Materials provided:
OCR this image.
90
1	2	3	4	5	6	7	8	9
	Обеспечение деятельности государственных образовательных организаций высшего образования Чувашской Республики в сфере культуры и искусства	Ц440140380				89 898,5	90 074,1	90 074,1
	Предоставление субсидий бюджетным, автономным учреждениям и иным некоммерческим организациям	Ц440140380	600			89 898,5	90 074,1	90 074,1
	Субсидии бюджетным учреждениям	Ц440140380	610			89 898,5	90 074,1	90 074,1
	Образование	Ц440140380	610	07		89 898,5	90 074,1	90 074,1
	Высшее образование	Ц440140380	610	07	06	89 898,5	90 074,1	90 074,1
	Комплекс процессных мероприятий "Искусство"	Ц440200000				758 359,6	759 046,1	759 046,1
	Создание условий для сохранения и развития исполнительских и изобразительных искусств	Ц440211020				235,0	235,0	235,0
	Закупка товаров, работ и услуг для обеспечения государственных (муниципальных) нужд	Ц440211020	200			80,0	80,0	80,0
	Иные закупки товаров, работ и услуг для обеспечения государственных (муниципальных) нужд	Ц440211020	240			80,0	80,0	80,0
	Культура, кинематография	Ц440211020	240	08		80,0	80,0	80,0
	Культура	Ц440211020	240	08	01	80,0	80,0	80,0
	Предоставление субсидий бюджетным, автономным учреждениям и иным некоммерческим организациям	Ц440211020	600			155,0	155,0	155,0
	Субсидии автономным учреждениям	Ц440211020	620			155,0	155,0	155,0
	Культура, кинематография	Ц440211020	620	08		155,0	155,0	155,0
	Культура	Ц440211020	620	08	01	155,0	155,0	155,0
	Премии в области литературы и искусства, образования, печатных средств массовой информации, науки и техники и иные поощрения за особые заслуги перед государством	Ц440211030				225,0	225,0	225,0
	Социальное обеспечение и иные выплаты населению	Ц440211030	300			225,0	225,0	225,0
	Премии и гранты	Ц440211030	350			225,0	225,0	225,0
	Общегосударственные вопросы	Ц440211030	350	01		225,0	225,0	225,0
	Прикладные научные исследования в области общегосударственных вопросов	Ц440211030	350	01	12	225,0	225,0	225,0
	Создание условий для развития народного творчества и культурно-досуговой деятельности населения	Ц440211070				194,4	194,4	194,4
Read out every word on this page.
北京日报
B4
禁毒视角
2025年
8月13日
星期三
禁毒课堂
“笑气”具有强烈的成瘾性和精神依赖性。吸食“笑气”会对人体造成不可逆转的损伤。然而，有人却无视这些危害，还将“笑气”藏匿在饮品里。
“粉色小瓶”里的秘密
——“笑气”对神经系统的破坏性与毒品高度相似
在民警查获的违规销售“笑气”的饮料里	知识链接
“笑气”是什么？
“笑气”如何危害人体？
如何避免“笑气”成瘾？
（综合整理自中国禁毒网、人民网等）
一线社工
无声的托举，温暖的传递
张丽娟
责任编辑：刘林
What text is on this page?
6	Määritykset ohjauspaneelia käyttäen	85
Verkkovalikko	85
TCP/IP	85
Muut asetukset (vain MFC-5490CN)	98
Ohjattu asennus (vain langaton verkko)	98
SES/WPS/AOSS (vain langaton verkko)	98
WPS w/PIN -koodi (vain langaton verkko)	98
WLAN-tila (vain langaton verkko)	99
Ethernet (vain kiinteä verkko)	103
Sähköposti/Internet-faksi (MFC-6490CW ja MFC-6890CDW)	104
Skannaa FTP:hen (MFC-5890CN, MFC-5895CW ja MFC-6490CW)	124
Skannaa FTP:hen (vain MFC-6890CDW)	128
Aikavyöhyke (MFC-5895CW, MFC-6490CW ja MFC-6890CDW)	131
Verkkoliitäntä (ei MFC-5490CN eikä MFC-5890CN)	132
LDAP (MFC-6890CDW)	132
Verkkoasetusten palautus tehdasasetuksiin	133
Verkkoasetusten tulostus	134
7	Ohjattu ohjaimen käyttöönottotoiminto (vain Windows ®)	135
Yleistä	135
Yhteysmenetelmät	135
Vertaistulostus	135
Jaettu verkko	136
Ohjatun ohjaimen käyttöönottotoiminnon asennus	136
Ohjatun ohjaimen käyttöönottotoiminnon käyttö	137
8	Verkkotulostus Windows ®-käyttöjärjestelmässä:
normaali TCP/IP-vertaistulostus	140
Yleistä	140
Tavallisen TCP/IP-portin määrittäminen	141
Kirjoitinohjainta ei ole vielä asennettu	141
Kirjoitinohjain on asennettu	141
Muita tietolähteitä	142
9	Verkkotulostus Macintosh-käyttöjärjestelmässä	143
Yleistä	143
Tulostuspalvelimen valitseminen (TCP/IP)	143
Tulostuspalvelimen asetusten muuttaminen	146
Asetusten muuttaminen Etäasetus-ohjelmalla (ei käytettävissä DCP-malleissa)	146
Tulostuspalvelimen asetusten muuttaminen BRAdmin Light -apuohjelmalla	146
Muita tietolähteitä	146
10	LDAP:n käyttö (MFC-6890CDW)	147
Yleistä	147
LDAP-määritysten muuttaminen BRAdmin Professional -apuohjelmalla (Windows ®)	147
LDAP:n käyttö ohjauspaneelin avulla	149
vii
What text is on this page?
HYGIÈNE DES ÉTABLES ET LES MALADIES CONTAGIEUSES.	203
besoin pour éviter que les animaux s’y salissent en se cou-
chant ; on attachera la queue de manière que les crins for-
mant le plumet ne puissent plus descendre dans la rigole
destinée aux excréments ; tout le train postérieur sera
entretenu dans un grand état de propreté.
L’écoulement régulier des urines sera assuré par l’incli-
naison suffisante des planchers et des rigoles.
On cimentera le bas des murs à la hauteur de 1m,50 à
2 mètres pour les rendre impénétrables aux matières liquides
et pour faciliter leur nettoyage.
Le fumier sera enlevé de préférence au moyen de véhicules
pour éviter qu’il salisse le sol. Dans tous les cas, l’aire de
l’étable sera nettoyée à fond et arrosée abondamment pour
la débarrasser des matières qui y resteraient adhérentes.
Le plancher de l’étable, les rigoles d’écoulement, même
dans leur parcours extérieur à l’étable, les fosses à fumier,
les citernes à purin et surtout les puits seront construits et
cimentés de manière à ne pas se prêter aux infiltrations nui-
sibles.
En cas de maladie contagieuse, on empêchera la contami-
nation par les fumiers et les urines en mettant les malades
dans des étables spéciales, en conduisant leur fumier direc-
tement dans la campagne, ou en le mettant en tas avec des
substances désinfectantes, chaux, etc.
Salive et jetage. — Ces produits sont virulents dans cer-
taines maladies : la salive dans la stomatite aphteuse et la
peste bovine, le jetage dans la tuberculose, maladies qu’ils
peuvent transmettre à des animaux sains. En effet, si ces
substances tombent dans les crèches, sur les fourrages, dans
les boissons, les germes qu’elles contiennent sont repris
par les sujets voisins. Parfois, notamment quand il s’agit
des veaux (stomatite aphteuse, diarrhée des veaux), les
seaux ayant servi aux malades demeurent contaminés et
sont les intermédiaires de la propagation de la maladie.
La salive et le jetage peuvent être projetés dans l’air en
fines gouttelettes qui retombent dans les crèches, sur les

Problem: Above are the records; retype them all without a single difference.

Output for this exercise:
OCR this image.
90
1	2	3	4	5	6	7	8	9
	Обеспечение деятельности государственных образовательных организаций высшего образования Чувашской Республики в сфере культуры и искусства	Ц440140380				89 898,5	90 074,1	90 074,1
	Предоставление субсидий бюджетным, автономным учреждениям и иным некоммерческим организациям	Ц440140380	600			89 898,5	90 074,1	90 074,1
	Субсидии бюджетным учреждениям	Ц440140380	610			89 898,5	90 074,1	90 074,1
	Образование	Ц440140380	610	07		89 898,5	90 074,1	90 074,1
	Высшее образование	Ц440140380	610	07	06	89 898,5	90 074,1	90 074,1
	Комплекс процессных мероприятий "Искусство"	Ц440200000				758 359,6	759 046,1	759 046,1
	Создание условий для сохранения и развития исполнительских и изобразительных искусств	Ц440211020				235,0	235,0	235,0
	Закупка товаров, работ и услуг для обеспечения государственных (муниципальных) нужд	Ц440211020	200			80,0	80,0	80,0
	Иные закупки товаров, работ и услуг для обеспечения государственных (муниципальных) нужд	Ц440211020	240			80,0	80,0	80,0
	Культура, кинематография	Ц440211020	240	08		80,0	80,0	80,0
	Культура	Ц440211020	240	08	01	80,0	80,0	80,0
	Предоставление субсидий бюджетным, автономным учреждениям и иным некоммерческим организациям	Ц440211020	600			155,0	155,0	155,0
	Субсидии автономным учреждениям	Ц440211020	620			155,0	155,0	155,0
	Культура, кинематография	Ц440211020	620	08		155,0	155,0	155,0
	Культура	Ц440211020	620	08	01	155,0	155,0	155,0
	Премии в области литературы и искусства, образования, печатных средств массовой информации, науки и техники и иные поощрения за особые заслуги перед государством	Ц440211030				225,0	225,0	225,0
	Социальное обеспечение и иные выплаты населению	Ц440211030	300			225,0	225,0	225,0
	Премии и гранты	Ц440211030	350			225,0	225,0	225,0
	Общегосударственные вопросы	Ц440211030	350	01		225,0	225,0	225,0
	Прикладные научные исследования в области общегосударственных вопросов	Ц440211030	350	01	12	225,0	225,0	225,0
	Создание условий для развития народного творчества и культурно-досуговой деятельности населения	Ц440211070				194,4	194,4	194,4
Read out every word on this page.
北京日报
B4
禁毒视角
2025年
8月13日
星期三
禁毒课堂
“笑气”具有强烈的成瘾性和精神依赖性。吸食“笑气”会对人体造成不可逆转的损伤。然而，有人却无视这些危害，还将“笑气”藏匿在饮品里。
“粉色小瓶”里的秘密
——“笑气”对神经系统的破坏性与毒品高度相似
在民警查获的违规销售“笑气”的饮料里	知识链接
“笑气”是什么？
“笑气”如何危害人体？
如何避免“笑气”成瘾？
（综合整理自中国禁毒网、人民网等）
一线社工
无声的托举，温暖的传递
张丽娟
责任编辑：刘林
What text is on this page?
6	Määritykset ohjauspaneelia käyttäen	85
Verkkovalikko	85
TCP/IP	85
Muut asetukset (vain MFC-5490CN)	98
Ohjattu asennus (vain langaton verkko)	98
SES/WPS/AOSS (vain langaton verkko)	98
WPS w/PIN -koodi (vain langaton verkko)	98
WLAN-tila (vain langaton verkko)	99
Ethernet (vain kiinteä verkko)	103
Sähköposti/Internet-faksi (MFC-6490CW ja MFC-6890CDW)	104
Skannaa FTP:hen (MFC-5890CN, MFC-5895CW ja MFC-6490CW)	124
Skannaa FTP:hen (vain MFC-6890CDW)	128
Aikavyöhyke (MFC-5895CW, MFC-6490CW ja MFC-6890CDW)	131
Verkkoliitäntä (ei MFC-5490CN eikä MFC-5890CN)	132
LDAP (MFC-6890CDW)	132
Verkkoasetusten palautus tehdasasetuksiin	133
Verkkoasetusten tulostus	134
7	Ohjattu ohjaimen käyttöönottotoiminto (vain Windows ®)	135
Yleistä	135
Yhteysmenetelmät	135
Vertaistulostus	135
Jaettu verkko	136
Ohjatun ohjaimen käyttöönottotoiminnon asennus	136
Ohjatun ohjaimen käyttöönottotoiminnon käyttö	137
8	Verkkotulostus Windows ®-käyttöjärjestelmässä:
normaali TCP/IP-vertaistulostus	140
Yleistä	140
Tavallisen TCP/IP-portin määrittäminen	141
Kirjoitinohjainta ei ole vielä asennettu	141
Kirjoitinohjain on asennettu	141
Muita tietolähteitä	142
9	Verkkotulostus Macintosh-käyttöjärjestelmässä	143
Yleistä	143
Tulostuspalvelimen valitseminen (TCP/IP)	143
Tulostuspalvelimen asetusten muuttaminen	146
Asetusten muuttaminen Etäasetus-ohjelmalla (ei käytettävissä DCP-malleissa)	146
Tulostuspalvelimen asetusten muuttaminen BRAdmin Light -apuohjelmalla	146
Muita tietolähteitä	146
10	LDAP:n käyttö (MFC-6890CDW)	147
Yleistä	147
LDAP-määritysten muuttaminen BRAdmin Professional -apuohjelmalla (Windows ®)	147
LDAP:n käyttö ohjauspaneelin avulla	149
vii
What text is on this page?
HYGIÈNE DES ÉTABLES ET LES MALADIES CONTAGIEUSES.	203
besoin pour éviter que les animaux s’y salissent en se cou-
chant ; on attachera la queue de manière que les crins for-
mant le plumet ne puissent plus descendre dans la rigole
destinée aux excréments ; tout le train postérieur sera
entretenu dans un grand état de propreté.
L’écoulement régulier des urines sera assuré par l’incli-
naison suffisante des planchers et des rigoles.
On cimentera le bas des murs à la hauteur de 1m,50 à
2 mètres pour les rendre impénétrables aux matières liquides
et pour faciliter leur nettoyage.
Le fumier sera enlevé de préférence au moyen de véhicules
pour éviter qu’il salisse le sol. Dans tous les cas, l’aire de
l’étable sera nettoyée à fond et arrosée abondamment pour
la débarrasser des matières qui y resteraient adhérentes.
Le plancher de l’étable, les rigoles d’écoulement, même
dans leur parcours extérieur à l’étable, les fosses à fumier,
les citernes à purin et surtout les puits seront construits et
cimentés de manière à ne pas se prêter aux infiltrations nui-
sibles.
En cas de maladie contagieuse, on empêchera la contami-
nation par les fumiers et les urines en mettant les malades
dans des étables spéciales, en conduisant leur fumier direc-
tement dans la campagne, ou en le mettant en tas avec des
substances désinfectantes, chaux, etc.
Salive et jetage. — Ces produits sont virulents dans cer-
taines maladies : la salive dans la stomatite aphteuse et la
peste bovine, le jetage dans la tuberculose, maladies qu’ils
peuvent transmettre à des animaux sains. En effet, si ces
substances tombent dans les crèches, sur les fourrages, dans
les boissons, les germes qu’elles contiennent sont repris
par les sujets voisins. Parfois, notamment quand il s’agit
des veaux (stomatite aphteuse, diarrhée des veaux), les
seaux ayant servi aux malades demeurent contaminés et
sont les intermédiaires de la propagation de la maladie.
La salive et le jetage peuvent être projetés dans l’air en
fines gouttelettes qui retombent dans les crèches, sur les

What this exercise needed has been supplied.